Dataset entries |
## begin
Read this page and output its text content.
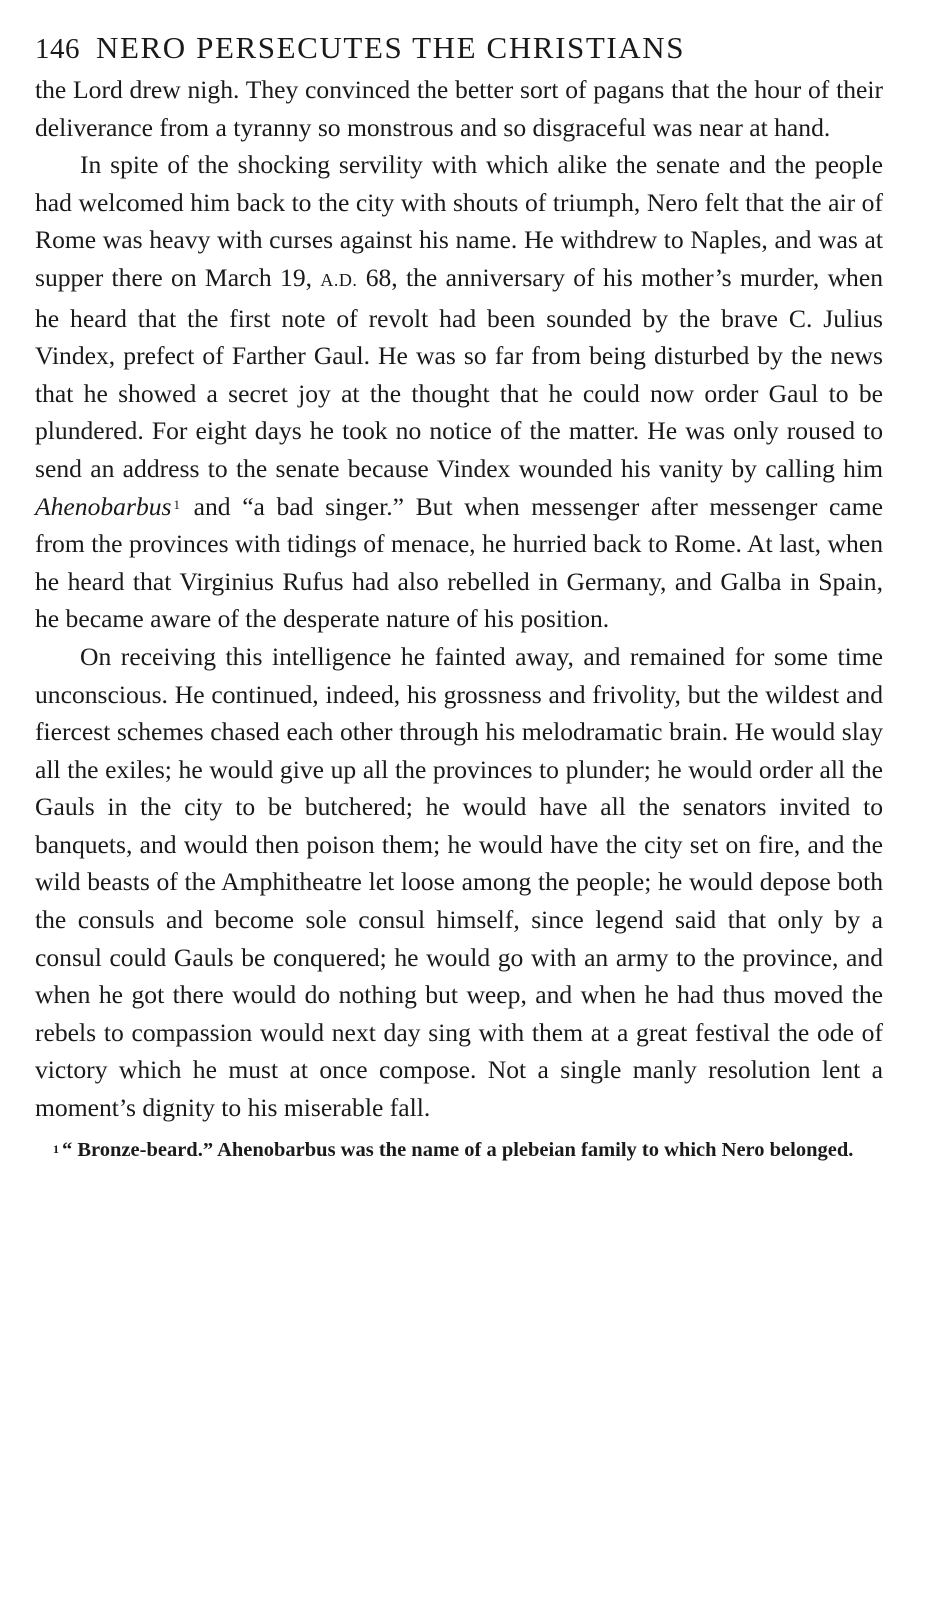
146 NERO PERSECUTES THE CHRISTIANS

the Lord drew nigh. They convinced the better sort of pagans that the hour of their deliverance from a tyranny so monstrous and so disgraceful was near at hand.

In spite of the shocking servility with which alike the senate and the people had welcomed him back to the city with shouts of triumph, Nero felt that the air of Rome was heavy with curses against his name. He withdrew to Naples, and was at supper there on March 19, A.D. 68, the anniversary of his mother’s murder, when he heard that the first note of revolt had been sounded by the brave C. Julius Vindex, prefect of Farther Gaul. He was so far from being disturbed by the news that he showed a secret joy at the thought that he could now order Gaul to be plundered. For eight days he took no notice of the matter. He was only roused to send an address to the senate because Vindex wounded his vanity by calling him Ahenobarbus $^1$ and “a bad singer.” But when messenger after messenger came from the provinces with tidings of menace, he hurried back to Rome. At last, when he heard that Virginius Rufus had also rebelled in Germany, and Galba in Spain, he became aware of the desperate nature of his position.

On receiving this intelligence he fainted away, and remained for some time unconscious. He continued, indeed, his grossness and frivolity, but the wildest and fiercest schemes chased each other through his melodramatic brain. He would slay all the exiles; he would give up all the provinces to plunder; he would order all the Gauls in the city to be butchered; he would have all the senators invited to banquets, and would then poison them; he would have the city set on fire, and the wild beasts of the Amphitheatre let loose among the people; he would depose both the consuls and become sole consul himself, since legend said that only by a consul could Gauls be conquered; he would go with an army to the province, and when he got there would do nothing but weep, and when he had thus moved the rebels to compassion would next day sing with them at a great festival the ode of victory which he must at once compose. Not a single manly resolution lent a moment’s dignity to his miserable fall.

$^1$ “ Bronze-beard.” Ahenobarbus was the name of a plebeian family to which Nero belonged.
## end
Written exercise |
Give back the entries verbatim. Do not include any picture.

Response to this exercise |
Read this page and output its text content.
146 NERO PERSECUTES THE CHRISTIANS

the Lord drew nigh. They convinced the better sort of pagans that the hour of their deliverance from a tyranny so monstrous and so disgraceful was near at hand.

In spite of the shocking servility with which alike the senate and the people had welcomed him back to the city with shouts of triumph, Nero felt that the air of Rome was heavy with curses against his name. He withdrew to Naples, and was at supper there on March 19, A.D. 68, the anniversary of his mother’s murder, when he heard that the first note of revolt had been sounded by the brave C. Julius Vindex, prefect of Farther Gaul. He was so far from being disturbed by the news that he showed a secret joy at the thought that he could now order Gaul to be plundered. For eight days he took no notice of the matter. He was only roused to send an address to the senate because Vindex wounded his vanity by calling him Ahenobarbus $^1$ and “a bad singer.” But when messenger after messenger came from the provinces with tidings of menace, he hurried back to Rome. At last, when he heard that Virginius Rufus had also rebelled in Germany, and Galba in Spain, he became aware of the desperate nature of his position.

On receiving this intelligence he fainted away, and remained for some time unconscious. He continued, indeed, his grossness and frivolity, but the wildest and fiercest schemes chased each other through his melodramatic brain. He would slay all the exiles; he would give up all the provinces to plunder; he would order all the Gauls in the city to be butchered; he would have all the senators invited to banquets, and would then poison them; he would have the city set on fire, and the wild beasts of the Amphitheatre let loose among the people; he would depose both the consuls and become sole consul himself, since legend said that only by a consul could Gauls be conquered; he would go with an army to the province, and when he got there would do nothing but weep, and when he had thus moved the rebels to compassion would next day sing with them at a great festival the ode of victory which he must at once compose. Not a single manly resolution lent a moment’s dignity to his miserable fall.

$^1$ “ Bronze-beard.” Ahenobarbus was the name of a plebeian family to which Nero belonged.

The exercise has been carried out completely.